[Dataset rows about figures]
┌────────

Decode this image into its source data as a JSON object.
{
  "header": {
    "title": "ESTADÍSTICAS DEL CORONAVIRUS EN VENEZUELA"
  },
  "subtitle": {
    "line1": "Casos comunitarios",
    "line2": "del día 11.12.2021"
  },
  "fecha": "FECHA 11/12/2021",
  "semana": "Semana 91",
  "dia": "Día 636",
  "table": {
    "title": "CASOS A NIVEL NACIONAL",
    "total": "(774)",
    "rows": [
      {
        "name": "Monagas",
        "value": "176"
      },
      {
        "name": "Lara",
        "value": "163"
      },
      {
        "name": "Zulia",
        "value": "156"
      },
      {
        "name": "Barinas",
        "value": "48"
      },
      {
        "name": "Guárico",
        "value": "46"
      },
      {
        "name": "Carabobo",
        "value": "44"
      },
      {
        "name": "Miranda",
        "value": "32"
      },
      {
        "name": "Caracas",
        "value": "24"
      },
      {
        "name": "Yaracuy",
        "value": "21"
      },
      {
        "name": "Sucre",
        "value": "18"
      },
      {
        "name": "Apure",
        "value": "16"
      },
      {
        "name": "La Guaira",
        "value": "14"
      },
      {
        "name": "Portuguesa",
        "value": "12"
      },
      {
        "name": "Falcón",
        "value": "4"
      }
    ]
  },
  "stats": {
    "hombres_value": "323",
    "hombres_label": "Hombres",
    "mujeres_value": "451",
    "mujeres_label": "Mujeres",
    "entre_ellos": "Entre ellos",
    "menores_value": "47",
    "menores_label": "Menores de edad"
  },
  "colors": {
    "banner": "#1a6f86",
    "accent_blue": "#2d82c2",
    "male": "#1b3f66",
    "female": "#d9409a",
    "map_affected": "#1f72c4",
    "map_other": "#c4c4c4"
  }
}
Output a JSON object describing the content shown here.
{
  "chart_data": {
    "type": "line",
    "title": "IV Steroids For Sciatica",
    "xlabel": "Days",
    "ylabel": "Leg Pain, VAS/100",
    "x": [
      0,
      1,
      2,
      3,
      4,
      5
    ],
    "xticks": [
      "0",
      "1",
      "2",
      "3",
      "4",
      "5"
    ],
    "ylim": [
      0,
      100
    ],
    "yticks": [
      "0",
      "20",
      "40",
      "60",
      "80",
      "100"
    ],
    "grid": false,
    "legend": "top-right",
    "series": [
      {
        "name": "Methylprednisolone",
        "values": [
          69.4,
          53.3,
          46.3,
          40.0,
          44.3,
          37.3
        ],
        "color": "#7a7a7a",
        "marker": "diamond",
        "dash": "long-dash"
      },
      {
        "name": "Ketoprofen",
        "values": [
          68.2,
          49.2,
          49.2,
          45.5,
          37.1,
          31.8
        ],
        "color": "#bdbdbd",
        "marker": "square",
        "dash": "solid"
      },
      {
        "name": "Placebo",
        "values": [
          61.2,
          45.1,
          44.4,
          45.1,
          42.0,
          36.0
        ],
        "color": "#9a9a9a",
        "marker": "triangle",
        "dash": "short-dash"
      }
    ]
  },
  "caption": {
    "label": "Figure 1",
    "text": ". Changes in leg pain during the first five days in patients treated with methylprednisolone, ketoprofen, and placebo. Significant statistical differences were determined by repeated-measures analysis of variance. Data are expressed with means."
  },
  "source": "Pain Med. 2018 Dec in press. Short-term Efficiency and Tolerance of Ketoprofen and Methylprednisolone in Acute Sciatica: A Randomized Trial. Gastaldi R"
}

└────────

■ **Instructions for the task**: A single number is the answer: the count of lines above that include the string "source".

■ **Solution for this problem**: 2